Exercise objective -> Copy the lines verbatim, beginning with the line that contains "Output the underlying" and continuing through the end of the data, and only those lines.

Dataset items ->
________________

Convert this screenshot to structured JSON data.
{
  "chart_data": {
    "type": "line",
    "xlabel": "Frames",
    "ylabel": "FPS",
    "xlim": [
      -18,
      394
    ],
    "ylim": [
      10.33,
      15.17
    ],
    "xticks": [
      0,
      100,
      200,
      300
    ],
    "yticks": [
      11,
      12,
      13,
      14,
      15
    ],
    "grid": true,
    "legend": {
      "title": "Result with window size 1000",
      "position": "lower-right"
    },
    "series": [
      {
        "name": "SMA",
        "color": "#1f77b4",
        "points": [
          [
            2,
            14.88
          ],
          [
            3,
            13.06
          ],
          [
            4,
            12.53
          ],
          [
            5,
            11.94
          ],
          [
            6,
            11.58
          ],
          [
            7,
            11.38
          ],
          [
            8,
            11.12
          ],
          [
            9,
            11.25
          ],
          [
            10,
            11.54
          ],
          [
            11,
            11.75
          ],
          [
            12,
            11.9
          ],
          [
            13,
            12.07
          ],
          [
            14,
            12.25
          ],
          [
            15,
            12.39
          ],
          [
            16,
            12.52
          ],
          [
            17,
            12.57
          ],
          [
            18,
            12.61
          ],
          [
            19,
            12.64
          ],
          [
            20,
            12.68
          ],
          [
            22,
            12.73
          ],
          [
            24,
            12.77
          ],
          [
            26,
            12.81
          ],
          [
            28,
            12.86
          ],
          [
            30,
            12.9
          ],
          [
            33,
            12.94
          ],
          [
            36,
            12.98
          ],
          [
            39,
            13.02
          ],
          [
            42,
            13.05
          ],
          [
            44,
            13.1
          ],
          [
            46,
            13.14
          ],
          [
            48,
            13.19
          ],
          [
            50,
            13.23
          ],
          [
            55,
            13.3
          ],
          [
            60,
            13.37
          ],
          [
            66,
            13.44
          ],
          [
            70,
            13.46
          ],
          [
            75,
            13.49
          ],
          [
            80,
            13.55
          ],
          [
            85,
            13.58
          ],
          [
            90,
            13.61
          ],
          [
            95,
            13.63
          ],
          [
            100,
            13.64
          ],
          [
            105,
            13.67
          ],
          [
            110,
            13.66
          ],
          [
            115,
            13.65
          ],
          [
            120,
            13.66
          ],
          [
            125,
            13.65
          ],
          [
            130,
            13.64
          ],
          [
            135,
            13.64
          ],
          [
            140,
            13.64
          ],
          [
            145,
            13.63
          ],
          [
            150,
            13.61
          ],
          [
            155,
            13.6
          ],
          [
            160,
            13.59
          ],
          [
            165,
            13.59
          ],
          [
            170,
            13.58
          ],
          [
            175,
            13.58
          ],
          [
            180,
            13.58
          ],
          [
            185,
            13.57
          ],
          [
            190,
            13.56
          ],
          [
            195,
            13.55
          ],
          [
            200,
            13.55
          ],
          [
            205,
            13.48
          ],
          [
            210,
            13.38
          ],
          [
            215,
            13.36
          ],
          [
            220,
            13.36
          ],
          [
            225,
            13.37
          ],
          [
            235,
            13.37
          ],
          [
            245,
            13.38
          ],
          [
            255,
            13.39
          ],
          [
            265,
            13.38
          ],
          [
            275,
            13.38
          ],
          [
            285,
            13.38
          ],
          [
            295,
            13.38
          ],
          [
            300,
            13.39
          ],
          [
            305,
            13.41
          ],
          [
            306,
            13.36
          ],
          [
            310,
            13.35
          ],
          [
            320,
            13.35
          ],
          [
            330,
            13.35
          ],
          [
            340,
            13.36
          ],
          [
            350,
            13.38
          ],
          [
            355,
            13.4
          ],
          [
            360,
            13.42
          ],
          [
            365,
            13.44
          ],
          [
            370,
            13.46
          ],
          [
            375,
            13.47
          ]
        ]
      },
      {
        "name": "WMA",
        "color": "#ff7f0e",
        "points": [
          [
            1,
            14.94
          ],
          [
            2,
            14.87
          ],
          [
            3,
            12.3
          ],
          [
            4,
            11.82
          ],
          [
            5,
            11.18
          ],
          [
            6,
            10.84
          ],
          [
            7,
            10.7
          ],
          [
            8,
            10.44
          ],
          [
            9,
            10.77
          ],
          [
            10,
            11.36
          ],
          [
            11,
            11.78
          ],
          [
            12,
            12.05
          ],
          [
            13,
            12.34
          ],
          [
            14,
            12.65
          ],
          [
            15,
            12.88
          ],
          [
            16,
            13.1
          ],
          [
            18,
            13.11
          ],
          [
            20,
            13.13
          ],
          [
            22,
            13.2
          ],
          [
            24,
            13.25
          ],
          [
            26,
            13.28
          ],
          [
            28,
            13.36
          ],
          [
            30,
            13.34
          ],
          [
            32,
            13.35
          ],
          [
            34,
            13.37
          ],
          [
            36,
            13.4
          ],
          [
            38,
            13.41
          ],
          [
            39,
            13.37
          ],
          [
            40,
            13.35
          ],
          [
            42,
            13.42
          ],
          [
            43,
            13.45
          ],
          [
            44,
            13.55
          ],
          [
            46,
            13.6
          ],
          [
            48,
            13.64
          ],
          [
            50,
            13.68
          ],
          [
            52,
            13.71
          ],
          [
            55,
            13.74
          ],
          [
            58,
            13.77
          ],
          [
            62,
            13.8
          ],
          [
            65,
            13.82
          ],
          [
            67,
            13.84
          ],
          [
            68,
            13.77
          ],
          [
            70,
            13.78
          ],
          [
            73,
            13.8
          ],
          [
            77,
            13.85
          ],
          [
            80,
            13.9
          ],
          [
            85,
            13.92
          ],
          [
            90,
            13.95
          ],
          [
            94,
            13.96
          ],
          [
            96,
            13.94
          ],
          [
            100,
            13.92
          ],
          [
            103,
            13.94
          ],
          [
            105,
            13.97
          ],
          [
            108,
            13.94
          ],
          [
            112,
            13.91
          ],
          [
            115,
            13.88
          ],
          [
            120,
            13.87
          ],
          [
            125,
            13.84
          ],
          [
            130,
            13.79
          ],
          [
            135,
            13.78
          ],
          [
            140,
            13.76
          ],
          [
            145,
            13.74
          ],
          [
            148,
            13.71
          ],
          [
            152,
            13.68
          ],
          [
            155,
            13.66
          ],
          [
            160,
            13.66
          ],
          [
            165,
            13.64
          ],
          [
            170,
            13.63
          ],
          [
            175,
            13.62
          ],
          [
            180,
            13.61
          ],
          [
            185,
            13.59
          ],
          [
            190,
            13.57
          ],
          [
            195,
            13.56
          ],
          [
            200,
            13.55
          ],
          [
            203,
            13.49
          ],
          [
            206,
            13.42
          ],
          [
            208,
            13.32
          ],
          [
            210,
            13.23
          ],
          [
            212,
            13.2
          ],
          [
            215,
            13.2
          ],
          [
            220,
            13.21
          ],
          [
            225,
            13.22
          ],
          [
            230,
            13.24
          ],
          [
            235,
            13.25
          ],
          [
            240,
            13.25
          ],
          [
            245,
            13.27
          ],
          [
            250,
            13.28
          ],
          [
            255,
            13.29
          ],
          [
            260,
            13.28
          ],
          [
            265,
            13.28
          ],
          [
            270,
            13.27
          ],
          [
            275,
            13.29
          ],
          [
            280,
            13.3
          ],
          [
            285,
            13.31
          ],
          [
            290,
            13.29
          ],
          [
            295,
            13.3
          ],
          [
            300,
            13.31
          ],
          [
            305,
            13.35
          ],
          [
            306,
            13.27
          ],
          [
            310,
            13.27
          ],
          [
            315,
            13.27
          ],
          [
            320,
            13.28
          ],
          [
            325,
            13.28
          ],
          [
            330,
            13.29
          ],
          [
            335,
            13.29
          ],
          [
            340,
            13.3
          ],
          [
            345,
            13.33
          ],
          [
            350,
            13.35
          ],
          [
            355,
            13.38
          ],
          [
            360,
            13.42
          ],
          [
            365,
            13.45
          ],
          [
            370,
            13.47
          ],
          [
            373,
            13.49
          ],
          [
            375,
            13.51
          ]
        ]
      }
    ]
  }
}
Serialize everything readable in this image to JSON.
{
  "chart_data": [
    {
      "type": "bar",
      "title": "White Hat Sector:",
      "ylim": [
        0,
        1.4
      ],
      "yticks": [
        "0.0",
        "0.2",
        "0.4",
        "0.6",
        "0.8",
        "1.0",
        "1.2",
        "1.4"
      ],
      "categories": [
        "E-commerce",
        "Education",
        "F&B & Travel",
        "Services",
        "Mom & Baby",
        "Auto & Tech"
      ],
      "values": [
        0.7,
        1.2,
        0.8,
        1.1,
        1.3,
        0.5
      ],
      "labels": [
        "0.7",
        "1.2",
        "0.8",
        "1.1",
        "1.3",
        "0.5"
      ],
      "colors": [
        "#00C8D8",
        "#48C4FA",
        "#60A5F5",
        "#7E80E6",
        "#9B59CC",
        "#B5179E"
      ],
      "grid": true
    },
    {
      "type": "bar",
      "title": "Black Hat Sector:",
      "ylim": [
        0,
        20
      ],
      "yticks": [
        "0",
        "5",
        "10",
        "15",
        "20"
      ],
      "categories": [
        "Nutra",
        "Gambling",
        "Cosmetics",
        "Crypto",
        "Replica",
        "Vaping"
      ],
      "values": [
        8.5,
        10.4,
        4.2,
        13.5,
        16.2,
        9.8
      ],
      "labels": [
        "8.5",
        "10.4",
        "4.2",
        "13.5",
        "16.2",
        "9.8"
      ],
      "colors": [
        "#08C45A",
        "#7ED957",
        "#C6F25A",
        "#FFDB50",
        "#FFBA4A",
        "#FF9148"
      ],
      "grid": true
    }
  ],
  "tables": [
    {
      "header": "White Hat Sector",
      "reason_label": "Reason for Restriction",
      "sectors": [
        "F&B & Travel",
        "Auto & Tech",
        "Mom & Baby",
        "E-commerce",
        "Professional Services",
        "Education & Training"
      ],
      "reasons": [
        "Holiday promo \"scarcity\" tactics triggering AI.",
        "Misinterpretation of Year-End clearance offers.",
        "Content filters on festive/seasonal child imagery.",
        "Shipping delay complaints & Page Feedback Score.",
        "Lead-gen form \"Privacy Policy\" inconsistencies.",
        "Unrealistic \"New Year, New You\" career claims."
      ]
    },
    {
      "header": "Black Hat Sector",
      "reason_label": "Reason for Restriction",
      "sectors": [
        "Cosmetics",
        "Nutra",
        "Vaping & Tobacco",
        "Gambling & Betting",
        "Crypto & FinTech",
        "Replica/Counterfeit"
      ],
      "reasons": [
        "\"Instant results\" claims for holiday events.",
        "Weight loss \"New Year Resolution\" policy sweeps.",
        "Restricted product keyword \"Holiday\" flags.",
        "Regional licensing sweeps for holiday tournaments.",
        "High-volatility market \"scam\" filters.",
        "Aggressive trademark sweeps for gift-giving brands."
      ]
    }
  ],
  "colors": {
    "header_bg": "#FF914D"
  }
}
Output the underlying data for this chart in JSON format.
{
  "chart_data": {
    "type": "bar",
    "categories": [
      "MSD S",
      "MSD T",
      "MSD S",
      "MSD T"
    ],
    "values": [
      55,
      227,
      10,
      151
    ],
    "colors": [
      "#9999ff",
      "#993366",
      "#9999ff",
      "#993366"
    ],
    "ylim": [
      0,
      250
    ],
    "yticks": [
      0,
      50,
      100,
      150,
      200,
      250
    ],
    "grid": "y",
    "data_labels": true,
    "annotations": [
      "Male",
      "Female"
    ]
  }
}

________________

Solution to this task ->
Output the underlying data for this chart in JSON format.
{
  "chart_data": {
    "type": "bar",
    "categories": [
      "MSD S",
      "MSD T",
      "MSD S",
      "MSD T"
    ],
    "values": [
      55,
      227,
      10,
      151
    ],
    "colors": [
      "#9999ff",
      "#993366",
      "#9999ff",
      "#993366"
    ],
    "ylim": [
      0,
      250
    ],
    "yticks": [
      0,
      50,
      100,
      150,
      200,
      250
    ],
    "grid": "y",
    "data_labels": true,
    "annotations": [
      "Male",
      "Female"
    ]
  }
}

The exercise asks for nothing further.